— DATA SUPPLIED —

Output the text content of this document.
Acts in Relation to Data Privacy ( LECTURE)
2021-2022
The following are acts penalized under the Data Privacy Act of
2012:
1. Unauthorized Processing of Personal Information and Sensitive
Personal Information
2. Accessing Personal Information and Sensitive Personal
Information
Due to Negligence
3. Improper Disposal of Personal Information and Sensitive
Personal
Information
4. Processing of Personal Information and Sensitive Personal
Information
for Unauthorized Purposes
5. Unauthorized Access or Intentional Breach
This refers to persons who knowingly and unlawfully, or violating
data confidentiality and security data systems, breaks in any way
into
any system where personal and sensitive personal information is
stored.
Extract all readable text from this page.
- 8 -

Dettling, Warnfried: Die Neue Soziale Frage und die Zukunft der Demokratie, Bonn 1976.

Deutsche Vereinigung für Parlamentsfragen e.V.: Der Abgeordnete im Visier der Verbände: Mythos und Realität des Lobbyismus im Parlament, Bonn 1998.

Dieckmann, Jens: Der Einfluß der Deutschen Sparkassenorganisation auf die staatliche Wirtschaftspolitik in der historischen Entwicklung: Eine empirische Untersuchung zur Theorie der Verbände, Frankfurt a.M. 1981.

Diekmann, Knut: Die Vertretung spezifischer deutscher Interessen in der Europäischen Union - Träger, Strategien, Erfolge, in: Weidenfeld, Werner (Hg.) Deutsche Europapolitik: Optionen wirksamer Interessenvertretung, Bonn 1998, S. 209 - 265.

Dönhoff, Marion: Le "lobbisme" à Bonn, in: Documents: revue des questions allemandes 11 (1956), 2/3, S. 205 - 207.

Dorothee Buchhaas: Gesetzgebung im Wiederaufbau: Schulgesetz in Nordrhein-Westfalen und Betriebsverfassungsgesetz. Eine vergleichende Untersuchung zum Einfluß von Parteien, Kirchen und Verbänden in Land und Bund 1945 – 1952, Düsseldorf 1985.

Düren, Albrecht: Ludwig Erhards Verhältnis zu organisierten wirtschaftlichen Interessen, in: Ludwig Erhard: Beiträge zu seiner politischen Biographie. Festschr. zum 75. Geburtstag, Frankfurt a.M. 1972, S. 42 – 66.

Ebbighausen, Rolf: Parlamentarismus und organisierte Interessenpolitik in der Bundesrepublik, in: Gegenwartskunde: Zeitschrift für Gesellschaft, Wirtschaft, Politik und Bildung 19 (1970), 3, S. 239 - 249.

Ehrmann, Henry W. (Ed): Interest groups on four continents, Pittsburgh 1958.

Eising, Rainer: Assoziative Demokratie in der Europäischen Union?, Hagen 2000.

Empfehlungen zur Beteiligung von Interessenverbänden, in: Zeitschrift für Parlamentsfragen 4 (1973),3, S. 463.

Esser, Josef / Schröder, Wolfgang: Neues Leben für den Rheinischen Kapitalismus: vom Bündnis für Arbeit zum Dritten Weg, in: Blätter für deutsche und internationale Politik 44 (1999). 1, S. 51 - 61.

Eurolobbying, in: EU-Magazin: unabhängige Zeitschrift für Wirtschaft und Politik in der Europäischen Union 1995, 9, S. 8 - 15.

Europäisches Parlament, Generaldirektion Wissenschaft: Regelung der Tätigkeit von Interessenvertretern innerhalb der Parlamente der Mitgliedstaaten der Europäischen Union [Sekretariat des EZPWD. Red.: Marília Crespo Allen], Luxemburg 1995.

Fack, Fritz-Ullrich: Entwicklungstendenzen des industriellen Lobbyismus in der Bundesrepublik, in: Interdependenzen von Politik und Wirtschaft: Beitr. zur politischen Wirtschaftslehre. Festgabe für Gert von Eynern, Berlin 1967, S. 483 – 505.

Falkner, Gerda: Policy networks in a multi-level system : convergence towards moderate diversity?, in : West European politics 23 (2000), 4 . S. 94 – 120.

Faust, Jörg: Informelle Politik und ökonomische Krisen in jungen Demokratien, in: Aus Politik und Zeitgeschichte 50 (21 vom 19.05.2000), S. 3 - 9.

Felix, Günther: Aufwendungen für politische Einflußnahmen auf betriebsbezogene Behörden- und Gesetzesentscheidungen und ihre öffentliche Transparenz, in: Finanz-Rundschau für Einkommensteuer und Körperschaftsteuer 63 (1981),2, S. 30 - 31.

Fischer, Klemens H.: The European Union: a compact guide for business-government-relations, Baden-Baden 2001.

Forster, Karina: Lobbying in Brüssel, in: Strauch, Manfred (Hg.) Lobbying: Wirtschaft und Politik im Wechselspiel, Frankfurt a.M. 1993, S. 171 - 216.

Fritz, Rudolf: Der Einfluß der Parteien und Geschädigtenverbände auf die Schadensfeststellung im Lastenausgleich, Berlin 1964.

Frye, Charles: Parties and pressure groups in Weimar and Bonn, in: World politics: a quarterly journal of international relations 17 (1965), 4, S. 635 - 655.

— GIVEN PROBLEM —
Go through the lines above. Select every one that has the string "Zeitschrift".

— OUTPUT BELOW —
Ebbighausen, Rolf: Parlamentarismus und organisierte Interessenpolitik in der Bundesrepublik, in: Gegenwartskunde: Zeitschrift für Gesellschaft, Wirtschaft, Politik und Bildung 19 (1970), 3, S. 239 - 249.
Empfehlungen zur Beteiligung von Interessenverbänden, in: Zeitschrift für Parlamentsfragen 4 (1973),3, S. 463.
Eurolobbying, in: EU-Magazin: unabhängige Zeitschrift für Wirtschaft und Politik in der Europäischen Union 1995, 9, S. 8 - 15.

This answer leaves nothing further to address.